(Figure collection entries)
--- BEGIN ---
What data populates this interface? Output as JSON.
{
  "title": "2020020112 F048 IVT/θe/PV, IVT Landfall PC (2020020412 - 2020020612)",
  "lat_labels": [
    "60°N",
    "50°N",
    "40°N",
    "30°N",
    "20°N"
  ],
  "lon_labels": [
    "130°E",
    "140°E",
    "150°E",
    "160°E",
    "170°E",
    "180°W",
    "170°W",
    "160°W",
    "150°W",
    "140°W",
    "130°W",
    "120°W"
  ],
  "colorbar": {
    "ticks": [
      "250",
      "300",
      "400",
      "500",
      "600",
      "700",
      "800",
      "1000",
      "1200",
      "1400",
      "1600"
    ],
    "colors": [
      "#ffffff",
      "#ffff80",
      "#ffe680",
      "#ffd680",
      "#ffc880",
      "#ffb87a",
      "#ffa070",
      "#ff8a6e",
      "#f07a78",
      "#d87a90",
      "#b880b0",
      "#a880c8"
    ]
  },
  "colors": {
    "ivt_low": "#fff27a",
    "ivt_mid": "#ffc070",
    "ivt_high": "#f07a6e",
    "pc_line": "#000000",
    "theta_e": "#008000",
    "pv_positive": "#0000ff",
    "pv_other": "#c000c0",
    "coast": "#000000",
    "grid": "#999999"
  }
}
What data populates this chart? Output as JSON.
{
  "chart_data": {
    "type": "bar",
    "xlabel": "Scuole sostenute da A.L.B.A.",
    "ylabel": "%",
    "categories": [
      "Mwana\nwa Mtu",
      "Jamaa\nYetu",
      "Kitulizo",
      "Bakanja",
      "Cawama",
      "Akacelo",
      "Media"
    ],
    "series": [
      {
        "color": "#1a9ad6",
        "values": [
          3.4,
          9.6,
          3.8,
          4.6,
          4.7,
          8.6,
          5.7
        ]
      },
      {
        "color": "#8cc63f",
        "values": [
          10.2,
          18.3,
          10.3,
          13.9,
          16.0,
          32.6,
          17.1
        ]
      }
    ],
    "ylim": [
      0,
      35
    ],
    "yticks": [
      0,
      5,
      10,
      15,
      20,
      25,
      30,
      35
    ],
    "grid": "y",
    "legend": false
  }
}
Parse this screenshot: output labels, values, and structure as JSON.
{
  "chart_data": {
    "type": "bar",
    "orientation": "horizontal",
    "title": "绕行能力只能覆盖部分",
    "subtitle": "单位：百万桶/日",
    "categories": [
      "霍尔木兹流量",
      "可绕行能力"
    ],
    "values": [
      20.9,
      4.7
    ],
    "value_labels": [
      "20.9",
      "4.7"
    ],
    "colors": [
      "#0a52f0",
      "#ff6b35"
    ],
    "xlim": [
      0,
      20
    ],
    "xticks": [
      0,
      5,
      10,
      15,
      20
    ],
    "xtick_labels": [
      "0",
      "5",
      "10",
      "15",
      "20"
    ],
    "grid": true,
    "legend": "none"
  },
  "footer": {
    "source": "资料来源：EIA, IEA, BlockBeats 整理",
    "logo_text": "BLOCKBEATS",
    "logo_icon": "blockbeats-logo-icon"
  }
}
--- END ---
▸ **Work required**
Looking back at the lines above, state how many contain the word "values", and supply nothing besides the number.

▸ **Full response**
4